* **TASK DIRECTIONS**: Lines holding the string "aide" are the ones to copy from this listing.

* **PROVIDED RECORDS**:
>> start
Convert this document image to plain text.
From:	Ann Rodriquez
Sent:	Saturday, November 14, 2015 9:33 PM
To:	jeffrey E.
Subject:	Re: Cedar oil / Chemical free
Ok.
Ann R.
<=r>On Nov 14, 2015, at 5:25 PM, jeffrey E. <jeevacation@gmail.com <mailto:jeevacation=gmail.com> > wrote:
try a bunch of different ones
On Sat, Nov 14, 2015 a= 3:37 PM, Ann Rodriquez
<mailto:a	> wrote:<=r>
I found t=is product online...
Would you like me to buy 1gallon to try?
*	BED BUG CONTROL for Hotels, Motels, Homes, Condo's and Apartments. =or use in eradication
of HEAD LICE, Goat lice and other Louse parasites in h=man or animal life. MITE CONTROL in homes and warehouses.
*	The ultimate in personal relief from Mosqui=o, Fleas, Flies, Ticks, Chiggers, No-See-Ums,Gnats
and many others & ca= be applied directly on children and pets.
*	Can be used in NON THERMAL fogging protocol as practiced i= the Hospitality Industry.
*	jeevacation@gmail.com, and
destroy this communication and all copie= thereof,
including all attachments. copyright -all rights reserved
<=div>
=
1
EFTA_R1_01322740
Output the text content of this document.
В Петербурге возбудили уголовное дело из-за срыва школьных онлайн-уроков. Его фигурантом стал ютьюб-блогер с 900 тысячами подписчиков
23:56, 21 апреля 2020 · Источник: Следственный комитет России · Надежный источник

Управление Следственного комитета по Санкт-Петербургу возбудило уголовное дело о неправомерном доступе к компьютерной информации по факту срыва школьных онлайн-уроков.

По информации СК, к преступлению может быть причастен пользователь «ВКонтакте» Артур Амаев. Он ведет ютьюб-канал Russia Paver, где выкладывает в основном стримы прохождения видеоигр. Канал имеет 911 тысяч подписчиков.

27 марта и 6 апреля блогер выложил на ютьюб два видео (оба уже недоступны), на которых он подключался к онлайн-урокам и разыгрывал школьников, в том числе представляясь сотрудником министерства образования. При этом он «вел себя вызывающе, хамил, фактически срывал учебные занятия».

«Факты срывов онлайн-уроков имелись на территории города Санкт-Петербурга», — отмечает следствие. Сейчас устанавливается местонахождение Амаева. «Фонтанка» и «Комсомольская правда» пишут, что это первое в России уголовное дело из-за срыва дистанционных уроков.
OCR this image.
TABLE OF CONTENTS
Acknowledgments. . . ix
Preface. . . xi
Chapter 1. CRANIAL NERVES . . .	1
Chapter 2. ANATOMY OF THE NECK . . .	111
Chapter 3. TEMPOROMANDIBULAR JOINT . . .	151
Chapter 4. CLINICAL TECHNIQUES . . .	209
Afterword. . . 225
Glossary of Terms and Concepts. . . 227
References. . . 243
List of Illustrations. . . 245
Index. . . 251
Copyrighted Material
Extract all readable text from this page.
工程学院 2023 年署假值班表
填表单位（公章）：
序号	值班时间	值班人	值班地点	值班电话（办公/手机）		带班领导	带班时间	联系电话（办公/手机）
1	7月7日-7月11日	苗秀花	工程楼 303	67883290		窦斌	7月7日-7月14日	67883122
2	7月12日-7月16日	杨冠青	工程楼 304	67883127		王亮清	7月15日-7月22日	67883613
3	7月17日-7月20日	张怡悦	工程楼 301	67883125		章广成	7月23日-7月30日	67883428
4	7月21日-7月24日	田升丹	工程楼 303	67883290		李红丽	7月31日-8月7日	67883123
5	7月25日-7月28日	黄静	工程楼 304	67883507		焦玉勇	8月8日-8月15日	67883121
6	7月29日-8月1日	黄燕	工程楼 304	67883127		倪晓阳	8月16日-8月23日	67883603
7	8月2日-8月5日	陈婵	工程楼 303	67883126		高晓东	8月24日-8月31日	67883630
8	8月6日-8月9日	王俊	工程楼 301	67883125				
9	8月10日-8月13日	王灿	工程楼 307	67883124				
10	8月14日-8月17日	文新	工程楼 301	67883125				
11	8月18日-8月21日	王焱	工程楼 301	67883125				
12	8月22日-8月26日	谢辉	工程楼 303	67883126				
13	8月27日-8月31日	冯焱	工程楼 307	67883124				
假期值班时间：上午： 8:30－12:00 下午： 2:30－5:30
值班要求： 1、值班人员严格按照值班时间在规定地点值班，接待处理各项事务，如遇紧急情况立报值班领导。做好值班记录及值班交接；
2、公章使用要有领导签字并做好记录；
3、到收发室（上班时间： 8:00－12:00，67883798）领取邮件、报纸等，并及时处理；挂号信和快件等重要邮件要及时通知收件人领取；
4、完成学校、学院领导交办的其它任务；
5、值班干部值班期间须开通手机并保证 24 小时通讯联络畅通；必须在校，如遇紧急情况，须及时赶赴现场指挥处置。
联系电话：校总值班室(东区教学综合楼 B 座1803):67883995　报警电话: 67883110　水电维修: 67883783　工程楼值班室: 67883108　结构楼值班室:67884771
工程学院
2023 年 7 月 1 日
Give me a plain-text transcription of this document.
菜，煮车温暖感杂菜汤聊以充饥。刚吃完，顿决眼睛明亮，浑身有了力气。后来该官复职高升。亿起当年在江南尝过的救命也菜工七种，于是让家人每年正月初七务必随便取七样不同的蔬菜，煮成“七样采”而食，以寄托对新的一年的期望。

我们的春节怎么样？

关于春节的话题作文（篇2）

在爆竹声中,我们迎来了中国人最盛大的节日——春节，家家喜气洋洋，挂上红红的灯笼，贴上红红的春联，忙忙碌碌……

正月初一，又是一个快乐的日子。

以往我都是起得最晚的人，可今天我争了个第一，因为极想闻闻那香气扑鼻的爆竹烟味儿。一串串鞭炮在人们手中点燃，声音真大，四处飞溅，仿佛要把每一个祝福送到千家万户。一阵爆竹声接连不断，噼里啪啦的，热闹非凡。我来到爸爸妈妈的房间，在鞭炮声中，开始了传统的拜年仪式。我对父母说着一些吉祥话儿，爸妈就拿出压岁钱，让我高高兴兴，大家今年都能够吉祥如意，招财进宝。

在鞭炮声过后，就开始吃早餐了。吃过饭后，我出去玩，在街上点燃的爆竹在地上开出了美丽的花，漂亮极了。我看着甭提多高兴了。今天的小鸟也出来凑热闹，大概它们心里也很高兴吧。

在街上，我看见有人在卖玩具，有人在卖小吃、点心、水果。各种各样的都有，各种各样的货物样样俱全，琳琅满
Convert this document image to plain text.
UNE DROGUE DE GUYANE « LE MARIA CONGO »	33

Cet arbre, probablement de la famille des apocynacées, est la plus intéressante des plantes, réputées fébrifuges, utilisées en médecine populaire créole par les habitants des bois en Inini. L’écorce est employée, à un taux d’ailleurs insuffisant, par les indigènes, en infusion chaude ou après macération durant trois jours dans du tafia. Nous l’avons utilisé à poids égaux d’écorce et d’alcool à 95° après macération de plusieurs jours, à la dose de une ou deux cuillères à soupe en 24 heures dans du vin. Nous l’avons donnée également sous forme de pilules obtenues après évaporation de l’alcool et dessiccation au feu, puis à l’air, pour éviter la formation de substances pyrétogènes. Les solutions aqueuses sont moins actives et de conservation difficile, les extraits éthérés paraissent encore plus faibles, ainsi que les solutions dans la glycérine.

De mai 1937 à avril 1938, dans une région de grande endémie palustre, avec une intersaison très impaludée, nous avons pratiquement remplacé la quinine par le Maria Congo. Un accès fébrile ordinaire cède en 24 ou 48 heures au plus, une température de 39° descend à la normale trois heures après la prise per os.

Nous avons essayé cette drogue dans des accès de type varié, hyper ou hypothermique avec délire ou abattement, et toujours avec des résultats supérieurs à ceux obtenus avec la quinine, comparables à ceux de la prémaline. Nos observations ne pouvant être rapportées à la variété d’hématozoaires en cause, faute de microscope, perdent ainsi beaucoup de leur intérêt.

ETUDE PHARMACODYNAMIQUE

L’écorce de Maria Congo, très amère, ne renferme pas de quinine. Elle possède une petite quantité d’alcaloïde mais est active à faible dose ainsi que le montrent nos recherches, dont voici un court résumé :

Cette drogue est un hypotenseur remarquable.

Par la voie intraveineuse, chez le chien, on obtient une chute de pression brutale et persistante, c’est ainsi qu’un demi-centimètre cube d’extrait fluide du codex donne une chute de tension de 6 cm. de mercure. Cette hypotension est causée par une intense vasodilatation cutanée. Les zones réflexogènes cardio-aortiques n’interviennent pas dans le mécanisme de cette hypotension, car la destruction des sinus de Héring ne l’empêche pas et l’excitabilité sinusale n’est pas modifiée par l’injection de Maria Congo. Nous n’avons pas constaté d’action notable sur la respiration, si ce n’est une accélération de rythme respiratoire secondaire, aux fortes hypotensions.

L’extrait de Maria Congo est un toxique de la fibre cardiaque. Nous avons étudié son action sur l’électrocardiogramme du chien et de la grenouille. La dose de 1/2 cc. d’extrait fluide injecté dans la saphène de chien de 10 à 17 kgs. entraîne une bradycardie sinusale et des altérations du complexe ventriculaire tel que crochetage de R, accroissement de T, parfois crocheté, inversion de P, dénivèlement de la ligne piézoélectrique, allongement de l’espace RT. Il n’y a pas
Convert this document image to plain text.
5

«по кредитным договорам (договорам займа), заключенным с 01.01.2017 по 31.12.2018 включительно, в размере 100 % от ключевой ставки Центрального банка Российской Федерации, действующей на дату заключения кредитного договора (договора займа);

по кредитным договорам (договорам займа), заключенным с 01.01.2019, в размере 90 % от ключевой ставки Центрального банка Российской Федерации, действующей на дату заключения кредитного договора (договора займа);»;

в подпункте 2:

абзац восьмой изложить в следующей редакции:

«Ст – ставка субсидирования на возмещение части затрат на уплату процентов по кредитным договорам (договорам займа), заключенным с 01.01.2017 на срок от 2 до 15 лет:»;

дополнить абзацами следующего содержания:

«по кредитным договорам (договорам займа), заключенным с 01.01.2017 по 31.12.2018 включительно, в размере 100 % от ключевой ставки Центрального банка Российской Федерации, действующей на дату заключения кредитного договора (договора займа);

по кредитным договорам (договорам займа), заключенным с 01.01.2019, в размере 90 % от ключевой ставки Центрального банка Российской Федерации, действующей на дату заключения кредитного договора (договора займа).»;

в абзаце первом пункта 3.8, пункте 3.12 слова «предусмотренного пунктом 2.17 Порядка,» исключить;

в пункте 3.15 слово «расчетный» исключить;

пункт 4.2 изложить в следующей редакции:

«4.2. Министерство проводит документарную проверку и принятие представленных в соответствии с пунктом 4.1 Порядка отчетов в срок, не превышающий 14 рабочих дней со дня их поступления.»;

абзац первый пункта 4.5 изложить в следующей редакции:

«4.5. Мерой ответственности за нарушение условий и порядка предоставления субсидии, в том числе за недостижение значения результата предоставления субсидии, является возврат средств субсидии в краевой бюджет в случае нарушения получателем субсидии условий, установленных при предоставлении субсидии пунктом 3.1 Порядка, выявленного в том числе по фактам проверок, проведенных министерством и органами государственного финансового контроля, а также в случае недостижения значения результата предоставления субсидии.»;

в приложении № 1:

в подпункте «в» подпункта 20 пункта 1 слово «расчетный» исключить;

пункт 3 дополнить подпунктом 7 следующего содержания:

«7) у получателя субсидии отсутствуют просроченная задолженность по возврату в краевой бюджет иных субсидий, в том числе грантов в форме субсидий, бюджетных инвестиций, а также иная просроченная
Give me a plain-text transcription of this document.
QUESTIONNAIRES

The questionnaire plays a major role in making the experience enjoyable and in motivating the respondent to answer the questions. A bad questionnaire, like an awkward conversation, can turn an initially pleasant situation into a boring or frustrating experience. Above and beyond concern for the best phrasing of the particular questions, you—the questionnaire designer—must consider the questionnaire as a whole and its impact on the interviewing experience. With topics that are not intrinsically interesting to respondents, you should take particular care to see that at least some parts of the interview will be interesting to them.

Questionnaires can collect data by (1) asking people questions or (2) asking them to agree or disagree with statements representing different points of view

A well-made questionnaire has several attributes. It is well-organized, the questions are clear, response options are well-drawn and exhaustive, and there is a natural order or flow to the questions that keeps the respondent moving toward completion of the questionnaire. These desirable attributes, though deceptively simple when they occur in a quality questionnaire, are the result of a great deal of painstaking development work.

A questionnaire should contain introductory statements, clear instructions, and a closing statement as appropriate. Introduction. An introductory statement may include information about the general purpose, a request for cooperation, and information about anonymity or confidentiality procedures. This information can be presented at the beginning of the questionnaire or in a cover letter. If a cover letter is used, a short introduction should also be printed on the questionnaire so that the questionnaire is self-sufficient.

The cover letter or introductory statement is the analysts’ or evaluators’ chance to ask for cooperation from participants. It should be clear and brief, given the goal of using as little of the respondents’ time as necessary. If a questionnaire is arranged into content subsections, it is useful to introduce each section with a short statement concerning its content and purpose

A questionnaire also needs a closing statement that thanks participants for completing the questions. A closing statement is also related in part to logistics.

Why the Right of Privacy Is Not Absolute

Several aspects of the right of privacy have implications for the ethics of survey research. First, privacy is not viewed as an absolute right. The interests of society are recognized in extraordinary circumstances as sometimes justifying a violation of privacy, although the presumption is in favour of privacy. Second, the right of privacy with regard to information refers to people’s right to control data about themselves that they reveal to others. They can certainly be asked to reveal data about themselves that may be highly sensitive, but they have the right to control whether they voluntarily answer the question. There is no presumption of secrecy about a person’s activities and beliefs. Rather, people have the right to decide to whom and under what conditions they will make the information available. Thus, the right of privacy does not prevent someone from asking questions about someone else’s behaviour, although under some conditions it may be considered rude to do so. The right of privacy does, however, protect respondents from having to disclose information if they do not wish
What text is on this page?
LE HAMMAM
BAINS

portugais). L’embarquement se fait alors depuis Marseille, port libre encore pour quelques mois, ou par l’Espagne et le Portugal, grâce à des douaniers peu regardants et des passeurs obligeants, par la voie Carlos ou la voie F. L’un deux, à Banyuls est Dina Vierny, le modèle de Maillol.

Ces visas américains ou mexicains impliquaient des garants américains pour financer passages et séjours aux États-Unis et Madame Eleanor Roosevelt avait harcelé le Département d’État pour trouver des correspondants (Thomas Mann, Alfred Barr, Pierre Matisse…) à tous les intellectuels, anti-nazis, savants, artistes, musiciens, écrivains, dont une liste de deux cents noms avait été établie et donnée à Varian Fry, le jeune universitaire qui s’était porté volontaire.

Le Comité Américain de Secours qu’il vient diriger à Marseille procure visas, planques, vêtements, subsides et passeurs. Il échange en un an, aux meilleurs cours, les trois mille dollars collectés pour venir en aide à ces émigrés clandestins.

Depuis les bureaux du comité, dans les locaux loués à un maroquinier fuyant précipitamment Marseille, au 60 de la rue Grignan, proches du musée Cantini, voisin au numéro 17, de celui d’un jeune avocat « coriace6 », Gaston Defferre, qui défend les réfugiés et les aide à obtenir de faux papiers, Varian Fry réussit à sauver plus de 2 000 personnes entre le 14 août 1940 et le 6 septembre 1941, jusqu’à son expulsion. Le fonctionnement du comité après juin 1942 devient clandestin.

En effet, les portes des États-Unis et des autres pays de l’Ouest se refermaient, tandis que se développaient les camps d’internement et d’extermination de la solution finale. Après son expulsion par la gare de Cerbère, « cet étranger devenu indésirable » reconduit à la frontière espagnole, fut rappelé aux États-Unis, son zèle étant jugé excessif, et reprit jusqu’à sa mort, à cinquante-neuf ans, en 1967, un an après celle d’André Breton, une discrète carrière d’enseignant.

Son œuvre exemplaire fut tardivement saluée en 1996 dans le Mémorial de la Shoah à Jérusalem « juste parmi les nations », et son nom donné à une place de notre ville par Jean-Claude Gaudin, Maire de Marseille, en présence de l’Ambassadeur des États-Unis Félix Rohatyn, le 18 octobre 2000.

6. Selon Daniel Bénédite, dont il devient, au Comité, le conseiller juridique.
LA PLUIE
>> end
* **FULL ANSWER**:
Le Comité Américain de Secours qu’il vient diriger à Marseille procure visas, planques, vêtements, subsides et passeurs. Il échange en un an, aux meilleurs cours, les trois mille dollars collectés pour venir en aide à ces émigrés clandestins.
Depuis les bureaux du comité, dans les locaux loués à un maroquinier fuyant précipitamment Marseille, au 60 de la rue Grignan, proches du musée Cantini, voisin au numéro 17, de celui d’un jeune avocat « coriace6 », Gaston Defferre, qui défend les réfugiés et les aide à obtenir de faux papiers, Varian Fry réussit à sauver plus de 2 000 personnes entre le 14 août 1940 et le 6 septembre 1941, jusqu’à son expulsion. Le fonctionnement du comité après juin 1942 devient clandestin.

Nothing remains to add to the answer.